Extracted material start
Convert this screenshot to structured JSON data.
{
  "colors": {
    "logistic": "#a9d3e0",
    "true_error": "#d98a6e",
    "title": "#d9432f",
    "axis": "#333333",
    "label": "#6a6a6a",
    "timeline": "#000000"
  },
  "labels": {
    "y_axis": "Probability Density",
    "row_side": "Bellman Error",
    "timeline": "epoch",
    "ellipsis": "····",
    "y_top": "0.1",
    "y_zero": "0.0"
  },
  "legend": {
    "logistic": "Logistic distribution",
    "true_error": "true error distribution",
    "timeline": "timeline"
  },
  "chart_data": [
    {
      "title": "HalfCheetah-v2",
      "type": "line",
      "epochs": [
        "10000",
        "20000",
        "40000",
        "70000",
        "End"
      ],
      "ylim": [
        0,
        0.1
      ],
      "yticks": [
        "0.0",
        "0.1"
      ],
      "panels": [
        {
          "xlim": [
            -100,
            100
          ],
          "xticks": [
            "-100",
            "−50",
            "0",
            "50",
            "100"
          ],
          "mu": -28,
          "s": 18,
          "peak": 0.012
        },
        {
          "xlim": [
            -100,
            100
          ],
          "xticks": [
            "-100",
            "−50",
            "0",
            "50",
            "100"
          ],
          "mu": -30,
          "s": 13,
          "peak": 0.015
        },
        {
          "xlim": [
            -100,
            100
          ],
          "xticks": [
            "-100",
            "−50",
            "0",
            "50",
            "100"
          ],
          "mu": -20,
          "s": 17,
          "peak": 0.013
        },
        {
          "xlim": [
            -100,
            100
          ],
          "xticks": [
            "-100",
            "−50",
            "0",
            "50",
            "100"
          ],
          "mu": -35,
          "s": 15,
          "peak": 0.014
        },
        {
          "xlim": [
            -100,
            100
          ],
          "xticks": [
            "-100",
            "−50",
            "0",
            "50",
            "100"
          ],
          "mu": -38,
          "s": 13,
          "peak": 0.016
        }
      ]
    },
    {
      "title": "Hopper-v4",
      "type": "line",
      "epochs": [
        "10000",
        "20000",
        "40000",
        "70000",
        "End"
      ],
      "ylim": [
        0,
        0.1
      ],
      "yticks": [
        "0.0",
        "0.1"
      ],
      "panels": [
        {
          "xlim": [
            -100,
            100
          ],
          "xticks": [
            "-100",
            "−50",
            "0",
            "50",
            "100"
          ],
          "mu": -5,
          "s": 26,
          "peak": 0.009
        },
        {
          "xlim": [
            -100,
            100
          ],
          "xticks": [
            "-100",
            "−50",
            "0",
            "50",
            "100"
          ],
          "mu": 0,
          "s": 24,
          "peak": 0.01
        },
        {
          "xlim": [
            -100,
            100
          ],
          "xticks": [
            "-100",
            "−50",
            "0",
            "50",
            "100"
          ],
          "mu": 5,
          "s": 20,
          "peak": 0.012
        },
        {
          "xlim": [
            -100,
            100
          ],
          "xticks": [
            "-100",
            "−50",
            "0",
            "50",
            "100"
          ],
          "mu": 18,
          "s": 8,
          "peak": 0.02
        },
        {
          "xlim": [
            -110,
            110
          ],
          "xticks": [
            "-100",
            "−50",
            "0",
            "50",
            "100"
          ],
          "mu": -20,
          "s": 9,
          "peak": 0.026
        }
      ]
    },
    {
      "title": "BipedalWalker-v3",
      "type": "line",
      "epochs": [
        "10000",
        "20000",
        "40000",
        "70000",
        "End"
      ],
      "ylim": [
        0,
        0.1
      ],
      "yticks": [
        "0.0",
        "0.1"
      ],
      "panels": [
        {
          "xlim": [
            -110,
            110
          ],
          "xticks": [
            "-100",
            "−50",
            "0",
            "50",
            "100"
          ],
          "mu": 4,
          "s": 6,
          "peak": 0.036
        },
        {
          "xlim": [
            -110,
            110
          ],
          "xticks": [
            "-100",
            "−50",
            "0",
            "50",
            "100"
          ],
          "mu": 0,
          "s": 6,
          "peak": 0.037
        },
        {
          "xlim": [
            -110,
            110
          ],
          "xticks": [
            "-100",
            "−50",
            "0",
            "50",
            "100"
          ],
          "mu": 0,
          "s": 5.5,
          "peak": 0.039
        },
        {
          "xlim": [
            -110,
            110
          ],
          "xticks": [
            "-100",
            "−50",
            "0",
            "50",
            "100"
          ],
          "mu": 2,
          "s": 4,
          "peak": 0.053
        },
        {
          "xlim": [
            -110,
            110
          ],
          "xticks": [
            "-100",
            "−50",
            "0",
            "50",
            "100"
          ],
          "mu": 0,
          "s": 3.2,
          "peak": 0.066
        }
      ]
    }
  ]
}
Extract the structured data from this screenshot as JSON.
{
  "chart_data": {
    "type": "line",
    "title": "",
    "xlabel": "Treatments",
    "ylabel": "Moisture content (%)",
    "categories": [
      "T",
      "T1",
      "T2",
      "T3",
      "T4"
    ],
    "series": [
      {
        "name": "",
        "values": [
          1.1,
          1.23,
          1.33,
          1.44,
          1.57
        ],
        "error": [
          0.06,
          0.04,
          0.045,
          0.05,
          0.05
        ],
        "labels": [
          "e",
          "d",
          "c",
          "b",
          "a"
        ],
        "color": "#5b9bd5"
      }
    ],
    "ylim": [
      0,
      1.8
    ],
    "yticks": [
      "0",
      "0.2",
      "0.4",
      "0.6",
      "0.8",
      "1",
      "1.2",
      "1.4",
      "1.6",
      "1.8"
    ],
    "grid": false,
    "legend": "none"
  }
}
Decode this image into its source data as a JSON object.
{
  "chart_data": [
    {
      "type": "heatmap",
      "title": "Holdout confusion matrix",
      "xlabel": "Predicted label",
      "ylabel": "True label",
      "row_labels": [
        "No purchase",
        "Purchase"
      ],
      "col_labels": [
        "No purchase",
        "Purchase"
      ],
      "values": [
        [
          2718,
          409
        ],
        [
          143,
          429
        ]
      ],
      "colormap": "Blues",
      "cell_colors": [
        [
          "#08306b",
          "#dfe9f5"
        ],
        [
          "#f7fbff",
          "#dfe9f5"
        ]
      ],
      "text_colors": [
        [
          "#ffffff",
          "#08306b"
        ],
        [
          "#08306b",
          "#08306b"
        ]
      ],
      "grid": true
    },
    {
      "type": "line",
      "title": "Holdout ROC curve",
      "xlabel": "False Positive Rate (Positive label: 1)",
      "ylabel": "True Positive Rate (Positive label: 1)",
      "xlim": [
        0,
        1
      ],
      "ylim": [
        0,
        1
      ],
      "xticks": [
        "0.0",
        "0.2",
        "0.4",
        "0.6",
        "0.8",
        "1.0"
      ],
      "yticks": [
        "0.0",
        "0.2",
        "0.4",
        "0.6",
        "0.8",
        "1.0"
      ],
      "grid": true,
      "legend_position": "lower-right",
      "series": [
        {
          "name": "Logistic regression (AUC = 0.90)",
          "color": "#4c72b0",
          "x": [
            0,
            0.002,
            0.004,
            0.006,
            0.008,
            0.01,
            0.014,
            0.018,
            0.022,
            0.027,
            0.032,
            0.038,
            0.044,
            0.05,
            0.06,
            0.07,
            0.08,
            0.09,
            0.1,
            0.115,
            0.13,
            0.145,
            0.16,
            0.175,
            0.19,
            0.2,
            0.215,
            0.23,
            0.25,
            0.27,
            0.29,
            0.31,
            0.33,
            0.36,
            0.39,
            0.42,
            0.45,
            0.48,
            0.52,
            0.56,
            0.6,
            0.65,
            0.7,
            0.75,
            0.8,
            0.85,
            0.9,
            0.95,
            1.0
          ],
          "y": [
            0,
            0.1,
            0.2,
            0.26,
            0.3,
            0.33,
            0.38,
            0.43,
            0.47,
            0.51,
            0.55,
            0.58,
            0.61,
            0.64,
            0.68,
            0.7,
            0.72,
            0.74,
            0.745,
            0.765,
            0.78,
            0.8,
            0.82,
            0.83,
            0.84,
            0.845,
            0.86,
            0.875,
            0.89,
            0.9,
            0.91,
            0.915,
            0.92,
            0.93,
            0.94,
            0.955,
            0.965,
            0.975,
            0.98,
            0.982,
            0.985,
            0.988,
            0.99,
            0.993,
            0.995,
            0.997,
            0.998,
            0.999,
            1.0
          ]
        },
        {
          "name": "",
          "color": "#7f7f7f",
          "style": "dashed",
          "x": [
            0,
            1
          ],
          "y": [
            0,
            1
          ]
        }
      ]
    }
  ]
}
Extracted material end
Extract from the material all lines containing the string "screenshot".

Problem solution —
Convert this screenshot to structured JSON data.
Extract the structured data from this screenshot as JSON.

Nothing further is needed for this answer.